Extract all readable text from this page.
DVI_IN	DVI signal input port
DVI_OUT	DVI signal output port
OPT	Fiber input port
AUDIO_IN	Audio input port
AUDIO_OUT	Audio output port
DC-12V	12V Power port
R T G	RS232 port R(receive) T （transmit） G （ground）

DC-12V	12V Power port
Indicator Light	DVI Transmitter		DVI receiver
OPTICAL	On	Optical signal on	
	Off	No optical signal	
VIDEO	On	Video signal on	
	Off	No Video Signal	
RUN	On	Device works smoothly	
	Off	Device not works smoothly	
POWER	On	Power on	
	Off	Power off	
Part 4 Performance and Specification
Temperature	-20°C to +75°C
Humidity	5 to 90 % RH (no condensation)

- - - - -

SET EXERCISE
Pull out all lines from the entries above that include the word "works".

COMPLETE RESPONSE
RUN	On	Device works smoothly	
	Off	Device not works smoothly	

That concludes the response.